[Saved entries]
+---+

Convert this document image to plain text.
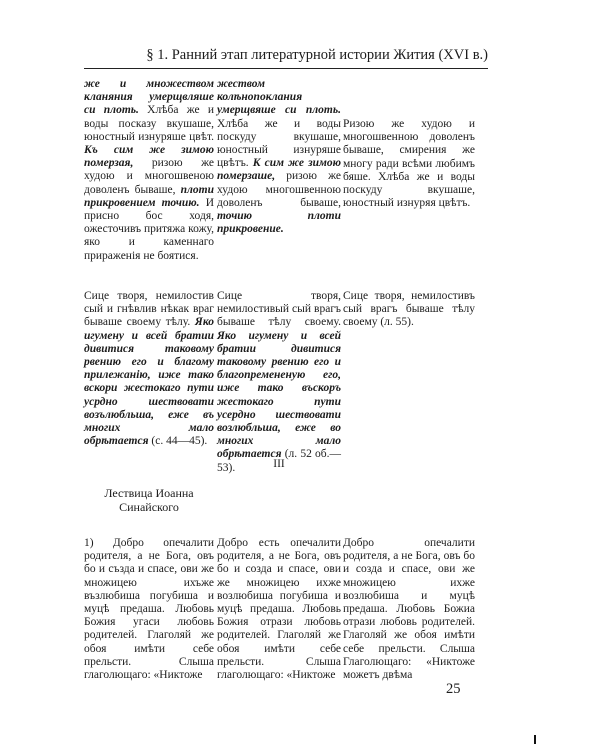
§ 1. Ранний этап литературной истории Жития (XVI в.)
же и множеством кланяния умерщвляше си плоть. Хлѣба же и воды посказу вкушаше, юностный изнуряше цвѣт. Къ сим же зимою померзая, ризою же худою и многошвеною доволенъ бываше, плоти прикровением точию. И присно бос ходя, ожесточивъ притяжа кожу, яко и каменнаго прираженія не боятися.
жеством колѣнопоклания умерщвяше си плоть. Хлѣба же и воды поскуду вкушаше, юностный изнуряше цвѣтъ. К сим же зимою померзаше, ризою же худою многошвенною доволенъ бываше, точию плоти прикровение.
Ризою же худою и многошвенною доволенъ бываше, смирения же многу ради всѣми любимъ бяше. Хлѣба же и воды поскуду вкушаше, юностный изнуряя цвѣтъ.
Сице творя, немилостив сый и гнѣвлив нѣкак враг бываше своему тѣлу. Яко игумену и всей братии дивитися таковому рвению его и благому прилежанію, иже тако вскори жестокаго пути усрдно шествовати возълюбльша, еже въ многих мало обрѣтается (с. 44—45).
Сице творя, немилостивый сый врагъ бываше тѣлу своему. Яко игумену и всей братии дивитися таковому рвению его и благопремененую его, иже тако въскоръ жестокаго пути усердно шествовати возлюбльша, еже во многих мало обрѣтается (л. 52 об.—53).
Сице творя, немилостивъ сый врагъ бываше тѣлу своему (л. 55).
III
Лествица Иоанна Синайского
1) Добро опечалити родителя, а не Бога, овъ бо и създа и спасе, ови же множицею ихъже възлюбиша погубиша и муцѣ предаша. Любовь Божия угаси любовь родителей. Глаголяй же обоя имѣти себе прельсти. Слыша глаголющаго: «Никтоже
Добро есть опечалити родителя, а не Бога, овъ бо и созда и спасе, ови же множицею ихже возлюбиша погубиша и муцѣ предаша. Любовь Божия отрази любовь родителей. Глаголяй же обоя имѣти себе прельсти. Слыша глаголющаго: «Никтоже
Добро опечалити родителя, а не Бога, овъ бо и созда и спасе, ови же множицею ихже возлюбиша и муцѣ предаша. Любовь Божиа отрази любовь родителей. Глаголяй же обоя имѣти себе прельсти. Слыша Глаголющаго: «Никтоже можетъ двѣма
25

+---+

=== PROBLEM ===
How many lines in the entries contain the string "мало"? Answer with the number only.

=== RESULT ===
2